*** Material for this exercise ***

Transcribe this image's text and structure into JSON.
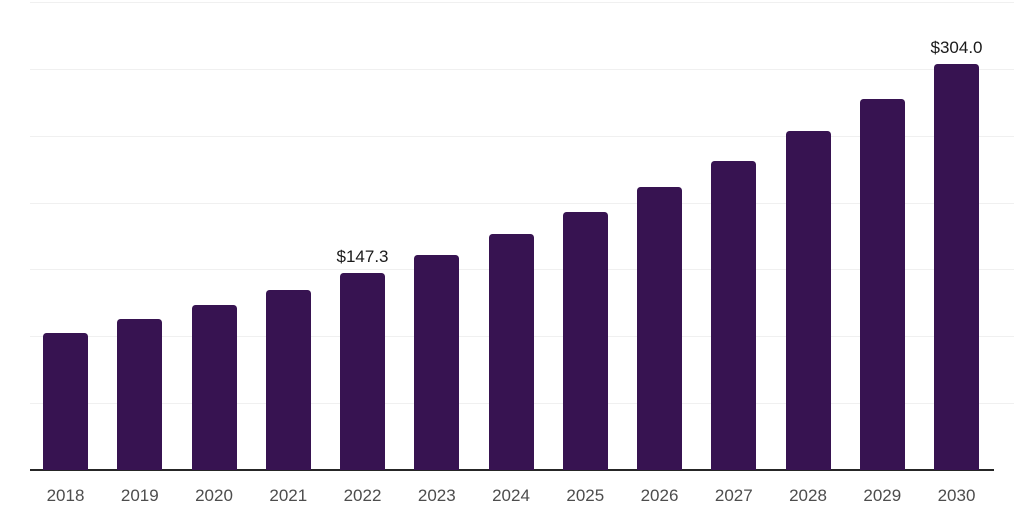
{
  "chart_data": {
    "type": "bar",
    "title": "",
    "xlabel": "",
    "ylabel": "",
    "categories": [
      "2018",
      "2019",
      "2020",
      "2021",
      "2022",
      "2023",
      "2024",
      "2025",
      "2026",
      "2027",
      "2028",
      "2029",
      "2030"
    ],
    "values": [
      102.8,
      112.7,
      123.2,
      134.6,
      147.3,
      161.2,
      176.5,
      193.1,
      211.4,
      231.4,
      253.7,
      277.6,
      304.0
    ],
    "data_labels": [
      {
        "category": "2022",
        "text": "$147.3"
      },
      {
        "category": "2030",
        "text": "$304.0"
      }
    ],
    "ylim": [
      0,
      350
    ],
    "gridline_interval": 50,
    "grid": true,
    "legend": false,
    "y_axis_labels_visible": false
  },
  "colors": {
    "bar": "#371351",
    "axis_line": "#262626",
    "gridline": "#f0f0f0",
    "tick_label": "#4d4d4d",
    "data_label": "#1a1a1a",
    "background": "#ffffff"
  }
}
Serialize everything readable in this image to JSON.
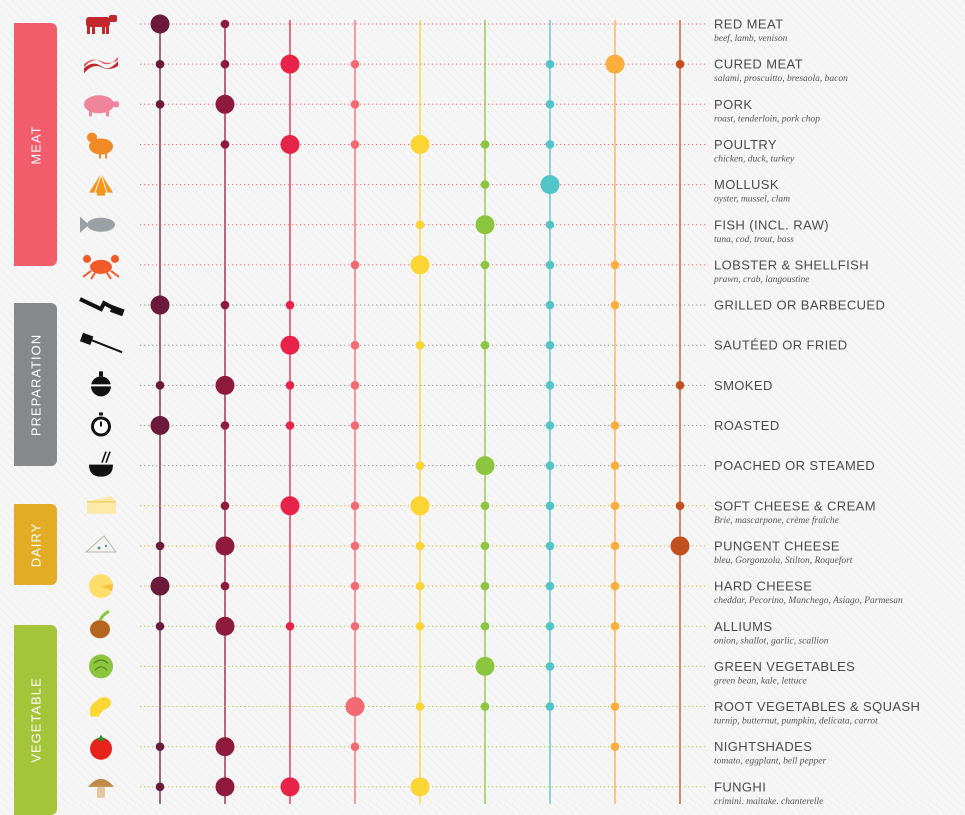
{
  "categories": [
    {
      "key": "meat",
      "label": "MEAT",
      "color": "#f25d6b"
    },
    {
      "key": "preparation",
      "label": "PREPARATION",
      "color": "#86888a"
    },
    {
      "key": "dairy",
      "label": "DAIRY",
      "color": "#e2ad25"
    },
    {
      "key": "vegetable",
      "label": "VEGETABLE",
      "color": "#a4c43a"
    }
  ],
  "chart_data": {
    "type": "scatter",
    "description_encoding": "value 2 = strong pairing (large dot), 1 = pairing (small dot), 0 = none",
    "columns": [
      {
        "color": "#6b1a3a"
      },
      {
        "color": "#8e1b3e"
      },
      {
        "color": "#e8234a"
      },
      {
        "color": "#f26a74"
      },
      {
        "color": "#fbd534"
      },
      {
        "color": "#8cc63f"
      },
      {
        "color": "#52c5c8"
      },
      {
        "color": "#fbae3c"
      },
      {
        "color": "#c1501f"
      }
    ],
    "rows": [
      {
        "title": "RED MEAT",
        "sub": "beef, lamb, venison",
        "category": "meat",
        "icon": "cow-icon",
        "values": [
          2,
          1,
          0,
          0,
          0,
          0,
          0,
          0,
          0
        ]
      },
      {
        "title": "CURED MEAT",
        "sub": "salami, proscuitto, bresaola, bacon",
        "category": "meat",
        "icon": "bacon-icon",
        "values": [
          1,
          1,
          2,
          1,
          0,
          0,
          1,
          2,
          1
        ]
      },
      {
        "title": "PORK",
        "sub": "roast, tenderloin, pork chop",
        "category": "meat",
        "icon": "pig-icon",
        "values": [
          1,
          2,
          0,
          1,
          0,
          0,
          1,
          0,
          0
        ]
      },
      {
        "title": "POULTRY",
        "sub": "chicken, duck, turkey",
        "category": "meat",
        "icon": "chicken-icon",
        "values": [
          0,
          1,
          2,
          1,
          2,
          1,
          1,
          0,
          0
        ]
      },
      {
        "title": "MOLLUSK",
        "sub": "oyster, mussel, clam",
        "category": "meat",
        "icon": "shell-icon",
        "values": [
          0,
          0,
          0,
          0,
          0,
          1,
          2,
          0,
          0
        ]
      },
      {
        "title": "FISH (INCL. RAW)",
        "sub": "tuna, cod, trout, bass",
        "category": "meat",
        "icon": "fish-icon",
        "values": [
          0,
          0,
          0,
          0,
          1,
          2,
          1,
          0,
          0
        ]
      },
      {
        "title": "LOBSTER & SHELLFISH",
        "sub": "prawn, crab, langoustine",
        "category": "meat",
        "icon": "crab-icon",
        "values": [
          0,
          0,
          0,
          1,
          2,
          1,
          1,
          1,
          0
        ]
      },
      {
        "title": "GRILLED OR BARBECUED",
        "sub": "",
        "category": "preparation",
        "icon": "grill-spatula-icon",
        "values": [
          2,
          1,
          1,
          0,
          0,
          0,
          1,
          1,
          0
        ]
      },
      {
        "title": "SAUTÉED OR FRIED",
        "sub": "",
        "category": "preparation",
        "icon": "fry-spatula-icon",
        "values": [
          0,
          0,
          2,
          1,
          1,
          1,
          1,
          0,
          0
        ]
      },
      {
        "title": "SMOKED",
        "sub": "",
        "category": "preparation",
        "icon": "smoker-icon",
        "values": [
          1,
          2,
          1,
          1,
          0,
          0,
          1,
          0,
          1
        ]
      },
      {
        "title": "ROASTED",
        "sub": "",
        "category": "preparation",
        "icon": "timer-icon",
        "values": [
          2,
          1,
          1,
          1,
          0,
          0,
          1,
          1,
          0
        ]
      },
      {
        "title": "POACHED OR STEAMED",
        "sub": "",
        "category": "preparation",
        "icon": "bowl-icon",
        "values": [
          0,
          0,
          0,
          0,
          1,
          2,
          1,
          1,
          0
        ]
      },
      {
        "title": "SOFT CHEESE & CREAM",
        "sub": "Brie, mascarpone, crème fraîche",
        "category": "dairy",
        "icon": "cheese-slice-icon",
        "values": [
          0,
          1,
          2,
          1,
          2,
          1,
          1,
          1,
          1
        ]
      },
      {
        "title": "PUNGENT CHEESE",
        "sub": "bleu, Gorgonzola, Stilton, Roquefort",
        "category": "dairy",
        "icon": "blue-cheese-icon",
        "values": [
          1,
          2,
          0,
          1,
          1,
          1,
          1,
          1,
          2
        ]
      },
      {
        "title": "HARD CHEESE",
        "sub": "cheddar, Pecorino, Manchego, Asiago, Parmesan",
        "category": "dairy",
        "icon": "cheese-wheel-icon",
        "values": [
          2,
          1,
          0,
          1,
          1,
          1,
          1,
          1,
          0
        ]
      },
      {
        "title": "ALLIUMS",
        "sub": "onion, shallot, garlic, scallion",
        "category": "vegetable",
        "icon": "onion-icon",
        "values": [
          1,
          2,
          1,
          1,
          1,
          1,
          1,
          1,
          0
        ]
      },
      {
        "title": "GREEN VEGETABLES",
        "sub": "green bean, kale, lettuce",
        "category": "vegetable",
        "icon": "cabbage-icon",
        "values": [
          0,
          0,
          0,
          0,
          0,
          2,
          1,
          0,
          0
        ]
      },
      {
        "title": "ROOT VEGETABLES & SQUASH",
        "sub": "turnip, butternut, pumpkin, delicata, carrot",
        "category": "vegetable",
        "icon": "squash-icon",
        "values": [
          0,
          0,
          0,
          2,
          1,
          1,
          1,
          1,
          0
        ]
      },
      {
        "title": "NIGHTSHADES",
        "sub": "tomato, eggplant, bell pepper",
        "category": "vegetable",
        "icon": "tomato-icon",
        "values": [
          1,
          2,
          0,
          1,
          0,
          0,
          0,
          1,
          0
        ]
      },
      {
        "title": "FUNGHI",
        "sub": "crimini, maitake, chanterelle",
        "category": "vegetable",
        "icon": "mushroom-icon",
        "values": [
          1,
          2,
          2,
          0,
          2,
          0,
          0,
          0,
          0
        ]
      }
    ]
  }
}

***

Directions
Repeat the entries exactly. Pictures are excluded from the copy.

Response to this exercise
Transcribe this image's text and structure into JSON.
{
  "chart_data": {
    "type": "bar",
    "title": "",
    "xlabel": "",
    "ylabel": "",
    "categories": [
      "2018",
      "2019",
      "2020",
      "2021",
      "2022",
      "2023",
      "2024",
      "2025",
      "2026",
      "2027",
      "2028",
      "2029",
      "2030"
    ],
    "values": [
      102.8,
      112.7,
      123.2,
      134.6,
      147.3,
      161.2,
      176.5,
      193.1,
      211.4,
      231.4,
      253.7,
      277.6,
      304.0
    ],
    "data_labels": [
      {
        "category": "2022",
        "text": "$147.3"
      },
      {
        "category": "2030",
        "text": "$304.0"
      }
    ],
    "ylim": [
      0,
      350
    ],
    "gridline_interval": 50,
    "grid": true,
    "legend": false,
    "y_axis_labels_visible": false
  },
  "colors": {
    "bar": "#371351",
    "axis_line": "#262626",
    "gridline": "#f0f0f0",
    "tick_label": "#4d4d4d",
    "data_label": "#1a1a1a",
    "background": "#ffffff"
  }
}
Serialize everything readable in this image to JSON.
{
  "categories": [
    {
      "key": "meat",
      "label": "MEAT",
      "color": "#f25d6b"
    },
    {
      "key": "preparation",
      "label": "PREPARATION",
      "color": "#86888a"
    },
    {
      "key": "dairy",
      "label": "DAIRY",
      "color": "#e2ad25"
    },
    {
      "key": "vegetable",
      "label": "VEGETABLE",
      "color": "#a4c43a"
    }
  ],
  "chart_data": {
    "type": "scatter",
    "description_encoding": "value 2 = strong pairing (large dot), 1 = pairing (small dot), 0 = none",
    "columns": [
      {
        "color": "#6b1a3a"
      },
      {
        "color": "#8e1b3e"
      },
      {
        "color": "#e8234a"
      },
      {
        "color": "#f26a74"
      },
      {
        "color": "#fbd534"
      },
      {
        "color": "#8cc63f"
      },
      {
        "color": "#52c5c8"
      },
      {
        "color": "#fbae3c"
      },
      {
        "color": "#c1501f"
      }
    ],
    "rows": [
      {
        "title": "RED MEAT",
        "sub": "beef, lamb, venison",
        "category": "meat",
        "icon": "cow-icon",
        "values": [
          2,
          1,
          0,
          0,
          0,
          0,
          0,
          0,
          0
        ]
      },
      {
        "title": "CURED MEAT",
        "sub": "salami, proscuitto, bresaola, bacon",
        "category": "meat",
        "icon": "bacon-icon",
        "values": [
          1,
          1,
          2,
          1,
          0,
          0,
          1,
          2,
          1
        ]
      },
      {
        "title": "PORK",
        "sub": "roast, tenderloin, pork chop",
        "category": "meat",
        "icon": "pig-icon",
        "values": [
          1,
          2,
          0,
          1,
          0,
          0,
          1,
          0,
          0
        ]
      },
      {
        "title": "POULTRY",
        "sub": "chicken, duck, turkey",
        "category": "meat",
        "icon": "chicken-icon",
        "values": [
          0,
          1,
          2,
          1,
          2,
          1,
          1,
          0,
          0
        ]
      },
      {
        "title": "MOLLUSK",
        "sub": "oyster, mussel, clam",
        "category": "meat",
        "icon": "shell-icon",
        "values": [
          0,
          0,
          0,
          0,
          0,
          1,
          2,
          0,
          0
        ]
      },
      {
        "title": "FISH (INCL. RAW)",
        "sub": "tuna, cod, trout, bass",
        "category": "meat",
        "icon": "fish-icon",
        "values": [
          0,
          0,
          0,
          0,
          1,
          2,
          1,
          0,
          0
        ]
      },
      {
        "title": "LOBSTER & SHELLFISH",
        "sub": "prawn, crab, langoustine",
        "category": "meat",
        "icon": "crab-icon",
        "values": [
          0,
          0,
          0,
          1,
          2,
          1,
          1,
          1,
          0
        ]
      },
      {
        "title": "GRILLED OR BARBECUED",
        "sub": "",
        "category": "preparation",
        "icon": "grill-spatula-icon",
        "values": [
          2,
          1,
          1,
          0,
          0,
          0,
          1,
          1,
          0
        ]
      },
      {
        "title": "SAUTÉED OR FRIED",
        "sub": "",
        "category": "preparation",
        "icon": "fry-spatula-icon",
        "values": [
          0,
          0,
          2,
          1,
          1,
          1,
          1,
          0,
          0
        ]
      },
      {
        "title": "SMOKED",
        "sub": "",
        "category": "preparation",
        "icon": "smoker-icon",
        "values": [
          1,
          2,
          1,
          1,
          0,
          0,
          1,
          0,
          1
        ]
      },
      {
        "title": "ROASTED",
        "sub": "",
        "category": "preparation",
        "icon": "timer-icon",
        "values": [
          2,
          1,
          1,
          1,
          0,
          0,
          1,
          1,
          0
        ]
      },
      {
        "title": "POACHED OR STEAMED",
        "sub": "",
        "category": "preparation",
        "icon": "bowl-icon",
        "values": [
          0,
          0,
          0,
          0,
          1,
          2,
          1,
          1,
          0
        ]
      },
      {
        "title": "SOFT CHEESE & CREAM",
        "sub": "Brie, mascarpone, crème fraîche",
        "category": "dairy",
        "icon": "cheese-slice-icon",
        "values": [
          0,
          1,
          2,
          1,
          2,
          1,
          1,
          1,
          1
        ]
      },
      {
        "title": "PUNGENT CHEESE",
        "sub": "bleu, Gorgonzola, Stilton, Roquefort",
        "category": "dairy",
        "icon": "blue-cheese-icon",
        "values": [
          1,
          2,
          0,
          1,
          1,
          1,
          1,
          1,
          2
        ]
      },
      {
        "title": "HARD CHEESE",
        "sub": "cheddar, Pecorino, Manchego, Asiago, Parmesan",
        "category": "dairy",
        "icon": "cheese-wheel-icon",
        "values": [
          2,
          1,
          0,
          1,
          1,
          1,
          1,
          1,
          0
        ]
      },
      {
        "title": "ALLIUMS",
        "sub": "onion, shallot, garlic, scallion",
        "category": "vegetable",
        "icon": "onion-icon",
        "values": [
          1,
          2,
          1,
          1,
          1,
          1,
          1,
          1,
          0
        ]
      },
      {
        "title": "GREEN VEGETABLES",
        "sub": "green bean, kale, lettuce",
        "category": "vegetable",
        "icon": "cabbage-icon",
        "values": [
          0,
          0,
          0,
          0,
          0,
          2,
          1,
          0,
          0
        ]
      },
      {
        "title": "ROOT VEGETABLES & SQUASH",
        "sub": "turnip, butternut, pumpkin, delicata, carrot",
        "category": "vegetable",
        "icon": "squash-icon",
        "values": [
          0,
          0,
          0,
          2,
          1,
          1,
          1,
          1,
          0
        ]
      },
      {
        "title": "NIGHTSHADES",
        "sub": "tomato, eggplant, bell pepper",
        "category": "vegetable",
        "icon": "tomato-icon",
        "values": [
          1,
          2,
          0,
          1,
          0,
          0,
          0,
          1,
          0
        ]
      },
      {
        "title": "FUNGHI",
        "sub": "crimini, maitake, chanterelle",
        "category": "vegetable",
        "icon": "mushroom-icon",
        "values": [
          1,
          2,
          2,
          0,
          2,
          0,
          0,
          0,
          0
        ]
      }
    ]
  }
}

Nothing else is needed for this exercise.